Work instructions:
Output each entry exactly; skip nothing.
## start Extracted entries
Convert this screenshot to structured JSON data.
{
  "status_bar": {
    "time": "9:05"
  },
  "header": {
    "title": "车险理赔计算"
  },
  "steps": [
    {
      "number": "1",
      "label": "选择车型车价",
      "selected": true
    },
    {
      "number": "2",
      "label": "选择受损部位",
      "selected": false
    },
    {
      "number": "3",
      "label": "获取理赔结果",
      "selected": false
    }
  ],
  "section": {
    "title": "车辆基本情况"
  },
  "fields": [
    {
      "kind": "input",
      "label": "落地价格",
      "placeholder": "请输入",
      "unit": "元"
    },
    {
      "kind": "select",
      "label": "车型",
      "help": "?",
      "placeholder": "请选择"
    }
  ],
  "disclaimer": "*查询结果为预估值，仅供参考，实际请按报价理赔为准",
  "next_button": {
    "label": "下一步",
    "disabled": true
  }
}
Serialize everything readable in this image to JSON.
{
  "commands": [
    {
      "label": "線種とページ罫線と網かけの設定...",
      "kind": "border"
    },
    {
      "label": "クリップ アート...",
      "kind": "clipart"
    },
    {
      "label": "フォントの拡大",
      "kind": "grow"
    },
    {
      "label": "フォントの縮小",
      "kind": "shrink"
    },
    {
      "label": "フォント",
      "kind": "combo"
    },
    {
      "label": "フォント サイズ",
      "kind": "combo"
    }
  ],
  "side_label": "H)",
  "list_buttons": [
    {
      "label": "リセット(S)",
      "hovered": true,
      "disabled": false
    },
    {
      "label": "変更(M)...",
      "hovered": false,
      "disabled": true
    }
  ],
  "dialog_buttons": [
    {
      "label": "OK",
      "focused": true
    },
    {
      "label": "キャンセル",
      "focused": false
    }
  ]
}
## end Extracted entries
Expected output:
Convert this screenshot to structured JSON data.
{
  "status_bar": {
    "time": "9:05"
  },
  "header": {
    "title": "车险理赔计算"
  },
  "steps": [
    {
      "number": "1",
      "label": "选择车型车价",
      "selected": true
    },
    {
      "number": "2",
      "label": "选择受损部位",
      "selected": false
    },
    {
      "number": "3",
      "label": "获取理赔结果",
      "selected": false
    }
  ],
  "section": {
    "title": "车辆基本情况"
  },
  "fields": [
    {
      "kind": "input",
      "label": "落地价格",
      "placeholder": "请输入",
      "unit": "元"
    },
    {
      "kind": "select",
      "label": "车型",
      "help": "?",
      "placeholder": "请选择"
    }
  ],
  "disclaimer": "*查询结果为预估值，仅供参考，实际请按报价理赔为准",
  "next_button": {
    "label": "下一步",
    "disabled": true
  }
}
Serialize everything readable in this image to JSON.
{
  "commands": [
    {
      "label": "線種とページ罫線と網かけの設定...",
      "kind": "border"
    },
    {
      "label": "クリップ アート...",
      "kind": "clipart"
    },
    {
      "label": "フォントの拡大",
      "kind": "grow"
    },
    {
      "label": "フォントの縮小",
      "kind": "shrink"
    },
    {
      "label": "フォント",
      "kind": "combo"
    },
    {
      "label": "フォント サイズ",
      "kind": "combo"
    }
  ],
  "side_label": "H)",
  "list_buttons": [
    {
      "label": "リセット(S)",
      "hovered": true,
      "disabled": false
    },
    {
      "label": "変更(M)...",
      "hovered": false,
      "disabled": true
    }
  ],
  "dialog_buttons": [
    {
      "label": "OK",
      "focused": true
    },
    {
      "label": "キャンセル",
      "focused": false
    }
  ]
}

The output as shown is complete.